**PROBLEM TO SOLVE:** Please transcribe every line of the records below without any changes, leaving out the pictures.

[Listings of element locations]
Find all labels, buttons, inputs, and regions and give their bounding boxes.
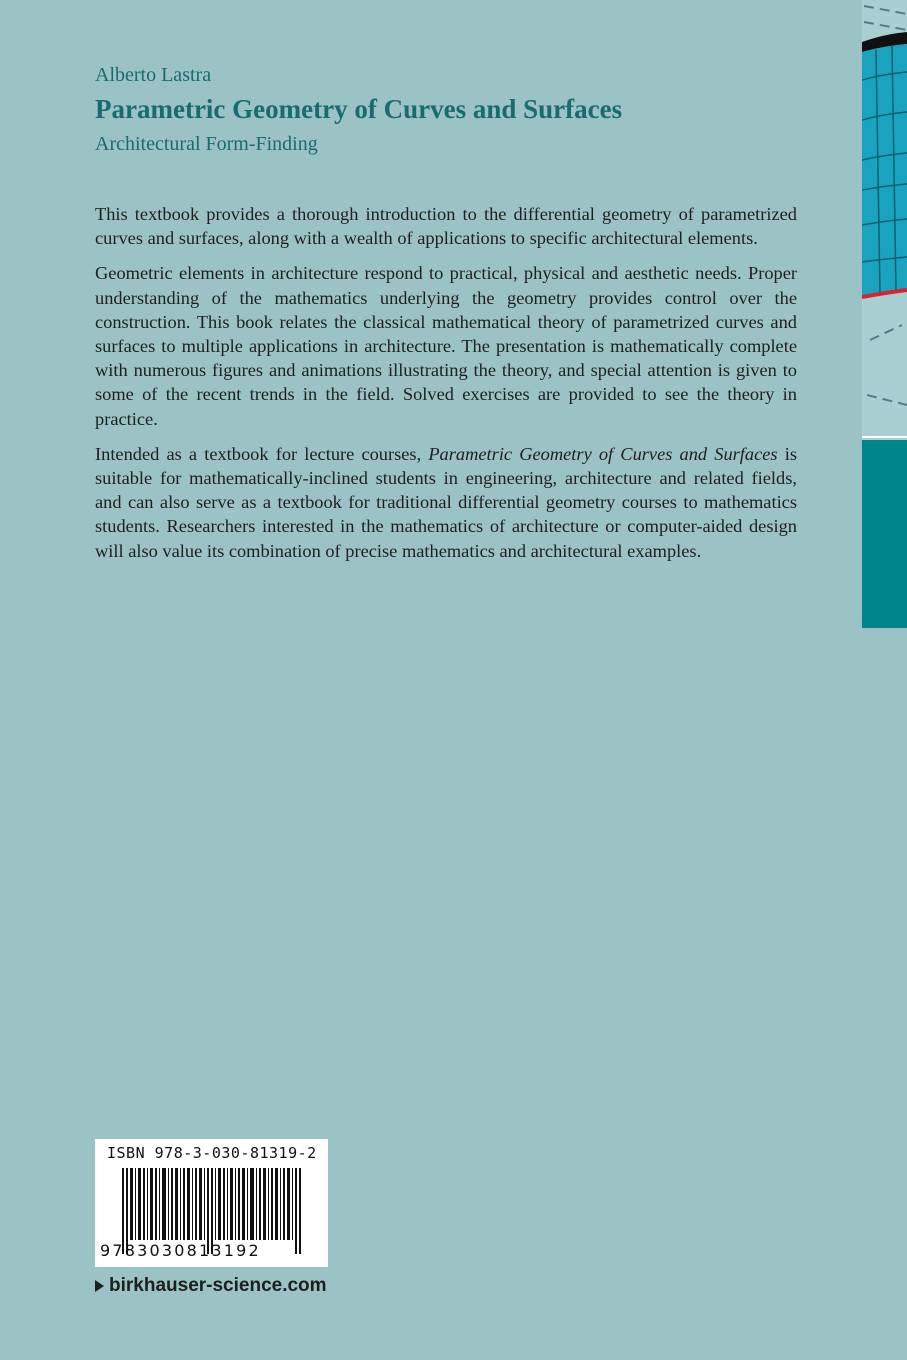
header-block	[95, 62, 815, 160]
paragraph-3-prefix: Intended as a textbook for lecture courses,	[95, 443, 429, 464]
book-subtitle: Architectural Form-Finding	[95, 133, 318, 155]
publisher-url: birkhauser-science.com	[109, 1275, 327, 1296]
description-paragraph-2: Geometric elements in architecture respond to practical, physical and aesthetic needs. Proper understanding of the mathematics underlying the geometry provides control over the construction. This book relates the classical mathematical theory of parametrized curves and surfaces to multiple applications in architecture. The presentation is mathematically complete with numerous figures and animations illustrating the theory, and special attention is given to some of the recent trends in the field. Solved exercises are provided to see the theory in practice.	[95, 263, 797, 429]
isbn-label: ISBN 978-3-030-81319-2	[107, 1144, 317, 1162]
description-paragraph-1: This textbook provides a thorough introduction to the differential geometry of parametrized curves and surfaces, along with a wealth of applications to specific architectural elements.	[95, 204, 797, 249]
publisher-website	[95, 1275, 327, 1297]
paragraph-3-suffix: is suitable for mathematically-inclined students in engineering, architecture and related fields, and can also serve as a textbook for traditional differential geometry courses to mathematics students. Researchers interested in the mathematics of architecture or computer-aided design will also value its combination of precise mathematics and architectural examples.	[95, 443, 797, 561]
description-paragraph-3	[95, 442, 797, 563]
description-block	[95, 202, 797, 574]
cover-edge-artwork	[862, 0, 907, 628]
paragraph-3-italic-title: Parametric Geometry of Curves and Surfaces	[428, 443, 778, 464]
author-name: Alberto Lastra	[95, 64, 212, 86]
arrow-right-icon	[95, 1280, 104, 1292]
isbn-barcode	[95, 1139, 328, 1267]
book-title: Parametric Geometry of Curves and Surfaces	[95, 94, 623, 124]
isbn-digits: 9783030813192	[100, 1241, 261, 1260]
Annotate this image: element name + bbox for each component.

**SOLUTION:**
Find all labels, buttons, inputs, and regions and give their bounding boxes.
header-block	[95, 62, 815, 160]
paragraph-3-prefix: Intended as a textbook for lecture courses,	[95, 443, 429, 464]
book-subtitle: Architectural Form-Finding	[95, 133, 318, 155]
publisher-url: birkhauser-science.com	[109, 1275, 327, 1296]
description-paragraph-2: Geometric elements in architecture respond to practical, physical and aesthetic needs. Proper understanding of the mathematics underlying the geometry provides control over the construction. This book relates the classical mathematical theory of parametrized curves and surfaces to multiple applications in architecture. The presentation is mathematically complete with numerous figures and animations illustrating the theory, and special attention is given to some of the recent trends in the field. Solved exercises are provided to see the theory in practice.	[95, 263, 797, 429]
isbn-label: ISBN 978-3-030-81319-2	[107, 1144, 317, 1162]
description-paragraph-1: This textbook provides a thorough introduction to the differential geometry of parametrized curves and surfaces, along with a wealth of applications to specific architectural elements.	[95, 204, 797, 249]
publisher-website	[95, 1275, 327, 1297]
paragraph-3-suffix: is suitable for mathematically-inclined students in engineering, architecture and related fields, and can also serve as a textbook for traditional differential geometry courses to mathematics students. Researchers interested in the mathematics of architecture or computer-aided design will also value its combination of precise mathematics and architectural examples.	[95, 443, 797, 561]
description-paragraph-3	[95, 442, 797, 563]
description-block	[95, 202, 797, 574]
cover-edge-artwork	[862, 0, 907, 628]
paragraph-3-italic-title: Parametric Geometry of Curves and Surfaces	[428, 443, 778, 464]
author-name: Alberto Lastra	[95, 64, 212, 86]
arrow-right-icon	[95, 1280, 104, 1292]
isbn-barcode	[95, 1139, 328, 1267]
book-title: Parametric Geometry of Curves and Surfaces	[95, 94, 623, 124]
isbn-digits: 9783030813192	[100, 1241, 261, 1260]
Annotate this image: element name + bbox for each component.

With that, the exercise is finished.